## Work instructions:
Each line of the material below should be reproduced exactly.
### Data extract ###
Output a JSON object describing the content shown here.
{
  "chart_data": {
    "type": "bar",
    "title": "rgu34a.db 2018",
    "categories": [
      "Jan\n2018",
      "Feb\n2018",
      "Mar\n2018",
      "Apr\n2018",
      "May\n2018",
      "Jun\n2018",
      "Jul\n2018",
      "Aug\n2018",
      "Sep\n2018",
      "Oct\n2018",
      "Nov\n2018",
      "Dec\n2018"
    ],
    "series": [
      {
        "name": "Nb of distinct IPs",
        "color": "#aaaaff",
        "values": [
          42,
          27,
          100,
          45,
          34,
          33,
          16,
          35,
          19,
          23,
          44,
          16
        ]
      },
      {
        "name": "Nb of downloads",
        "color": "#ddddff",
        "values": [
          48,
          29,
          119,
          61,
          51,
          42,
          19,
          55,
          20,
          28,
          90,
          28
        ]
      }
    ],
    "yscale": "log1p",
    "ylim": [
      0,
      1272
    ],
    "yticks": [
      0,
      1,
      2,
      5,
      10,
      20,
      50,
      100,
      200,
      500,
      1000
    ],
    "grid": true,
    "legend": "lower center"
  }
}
###
## Answer in full:
Output a JSON object describing the content shown here.
{
  "chart_data": {
    "type": "bar",
    "title": "rgu34a.db 2018",
    "categories": [
      "Jan\n2018",
      "Feb\n2018",
      "Mar\n2018",
      "Apr\n2018",
      "May\n2018",
      "Jun\n2018",
      "Jul\n2018",
      "Aug\n2018",
      "Sep\n2018",
      "Oct\n2018",
      "Nov\n2018",
      "Dec\n2018"
    ],
    "series": [
      {
        "name": "Nb of distinct IPs",
        "color": "#aaaaff",
        "values": [
          42,
          27,
          100,
          45,
          34,
          33,
          16,
          35,
          19,
          23,
          44,
          16
        ]
      },
      {
        "name": "Nb of downloads",
        "color": "#ddddff",
        "values": [
          48,
          29,
          119,
          61,
          51,
          42,
          19,
          55,
          20,
          28,
          90,
          28
        ]
      }
    ],
    "yscale": "log1p",
    "ylim": [
      0,
      1272
    ],
    "yticks": [
      0,
      1,
      2,
      5,
      10,
      20,
      50,
      100,
      200,
      500,
      1000
    ],
    "grid": true,
    "legend": "lower center"
  }
}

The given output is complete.